» What to work on:
Every line with the string "Precip" should be gathered.

=== Dataset excerpts ===

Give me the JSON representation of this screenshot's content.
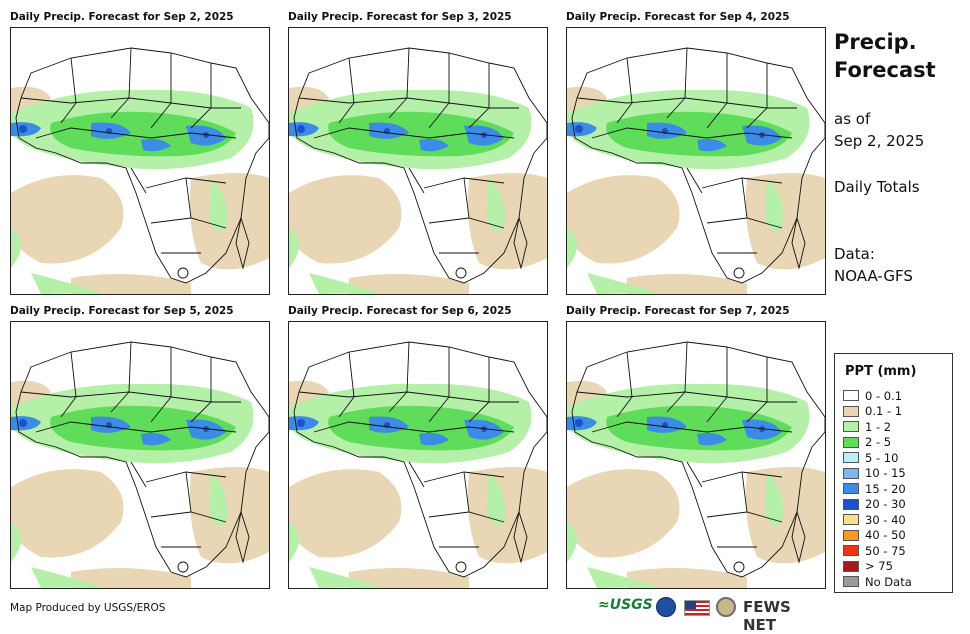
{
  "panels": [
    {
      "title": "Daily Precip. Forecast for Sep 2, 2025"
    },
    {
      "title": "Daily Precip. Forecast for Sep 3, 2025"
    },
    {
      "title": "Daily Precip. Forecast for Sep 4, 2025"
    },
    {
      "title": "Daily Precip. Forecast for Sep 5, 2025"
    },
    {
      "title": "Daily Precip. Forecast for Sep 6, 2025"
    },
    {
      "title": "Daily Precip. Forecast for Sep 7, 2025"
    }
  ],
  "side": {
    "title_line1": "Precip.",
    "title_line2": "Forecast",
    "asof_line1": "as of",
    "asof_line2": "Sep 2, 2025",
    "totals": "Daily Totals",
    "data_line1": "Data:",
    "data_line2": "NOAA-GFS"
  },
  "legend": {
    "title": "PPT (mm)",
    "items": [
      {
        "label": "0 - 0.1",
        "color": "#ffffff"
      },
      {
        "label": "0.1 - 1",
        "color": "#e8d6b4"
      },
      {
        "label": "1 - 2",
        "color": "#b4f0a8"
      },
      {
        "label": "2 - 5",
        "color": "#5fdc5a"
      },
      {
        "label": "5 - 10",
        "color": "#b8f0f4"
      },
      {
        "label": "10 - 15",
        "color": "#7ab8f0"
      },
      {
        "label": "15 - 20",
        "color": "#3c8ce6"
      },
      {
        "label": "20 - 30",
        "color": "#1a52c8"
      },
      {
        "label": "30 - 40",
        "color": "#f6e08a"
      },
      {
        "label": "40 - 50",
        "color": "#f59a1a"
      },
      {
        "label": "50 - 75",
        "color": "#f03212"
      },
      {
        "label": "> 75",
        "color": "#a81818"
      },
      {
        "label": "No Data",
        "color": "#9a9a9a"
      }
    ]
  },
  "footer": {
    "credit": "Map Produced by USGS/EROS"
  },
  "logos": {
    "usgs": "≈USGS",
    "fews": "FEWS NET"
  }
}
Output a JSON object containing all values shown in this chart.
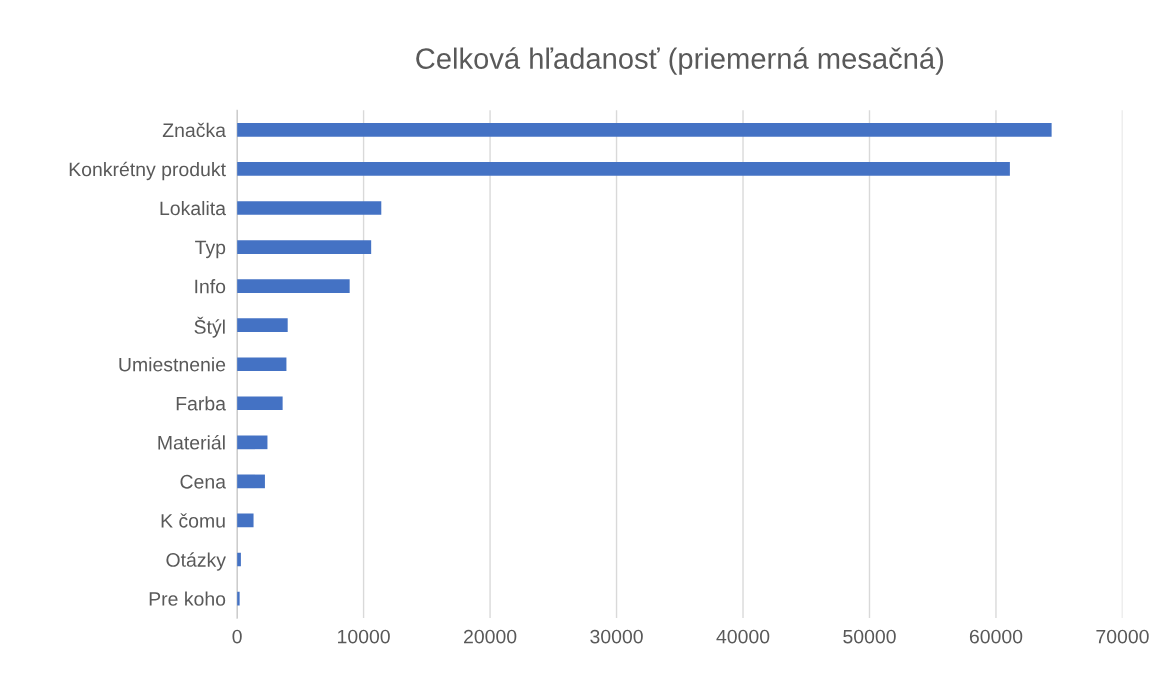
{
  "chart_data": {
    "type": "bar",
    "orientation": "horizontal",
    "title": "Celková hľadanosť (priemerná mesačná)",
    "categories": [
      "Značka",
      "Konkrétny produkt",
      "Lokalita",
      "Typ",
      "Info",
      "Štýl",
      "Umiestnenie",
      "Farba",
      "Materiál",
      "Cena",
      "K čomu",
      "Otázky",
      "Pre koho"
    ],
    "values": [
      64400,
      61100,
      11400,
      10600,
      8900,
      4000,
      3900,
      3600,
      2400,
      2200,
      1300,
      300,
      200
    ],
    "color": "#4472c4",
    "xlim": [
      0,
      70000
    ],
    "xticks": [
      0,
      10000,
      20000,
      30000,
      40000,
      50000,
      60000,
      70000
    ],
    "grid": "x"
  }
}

===
=== Dataset excerpts ===

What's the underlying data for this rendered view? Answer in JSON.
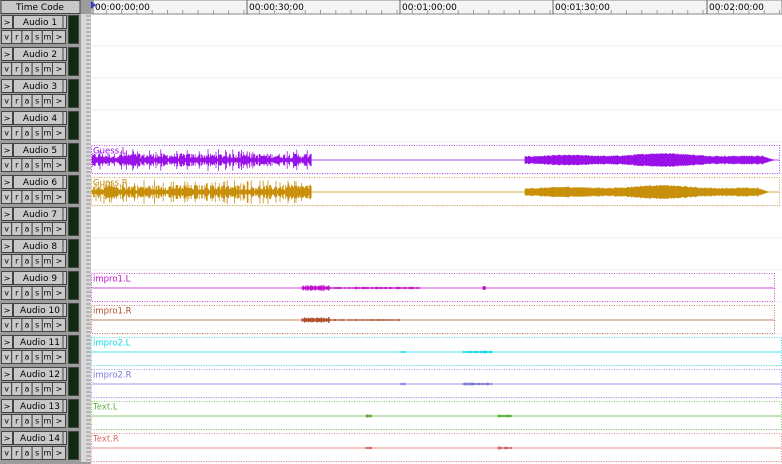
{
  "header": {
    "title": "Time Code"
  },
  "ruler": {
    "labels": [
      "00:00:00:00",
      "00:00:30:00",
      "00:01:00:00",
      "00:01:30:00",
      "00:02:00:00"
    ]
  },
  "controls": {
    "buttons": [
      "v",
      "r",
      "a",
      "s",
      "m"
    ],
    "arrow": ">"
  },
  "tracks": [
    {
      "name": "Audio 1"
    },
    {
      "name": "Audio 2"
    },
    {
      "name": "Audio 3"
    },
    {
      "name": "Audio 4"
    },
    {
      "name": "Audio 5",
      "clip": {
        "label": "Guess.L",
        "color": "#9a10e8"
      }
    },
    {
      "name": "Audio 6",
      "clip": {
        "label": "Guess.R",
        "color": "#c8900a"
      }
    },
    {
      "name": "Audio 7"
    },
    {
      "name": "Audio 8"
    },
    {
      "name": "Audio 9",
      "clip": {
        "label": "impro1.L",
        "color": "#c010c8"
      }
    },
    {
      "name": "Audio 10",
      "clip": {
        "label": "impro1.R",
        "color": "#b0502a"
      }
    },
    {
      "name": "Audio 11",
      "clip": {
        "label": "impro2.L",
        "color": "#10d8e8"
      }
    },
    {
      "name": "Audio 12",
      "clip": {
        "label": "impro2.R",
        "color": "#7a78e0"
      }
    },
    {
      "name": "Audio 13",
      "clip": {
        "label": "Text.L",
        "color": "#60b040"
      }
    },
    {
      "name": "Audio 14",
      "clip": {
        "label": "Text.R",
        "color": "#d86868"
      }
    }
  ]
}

===

» Answer to this exercise:
      "title": "Daily Precip. Forecast for Sep 2, 2025"
      "title": "Daily Precip. Forecast for Sep 3, 2025"
      "title": "Daily Precip. Forecast for Sep 4, 2025"
      "title": "Daily Precip. Forecast for Sep 5, 2025"
      "title": "Daily Precip. Forecast for Sep 6, 2025"
      "title": "Daily Precip. Forecast for Sep 7, 2025"
    "title_line1": "Precip.",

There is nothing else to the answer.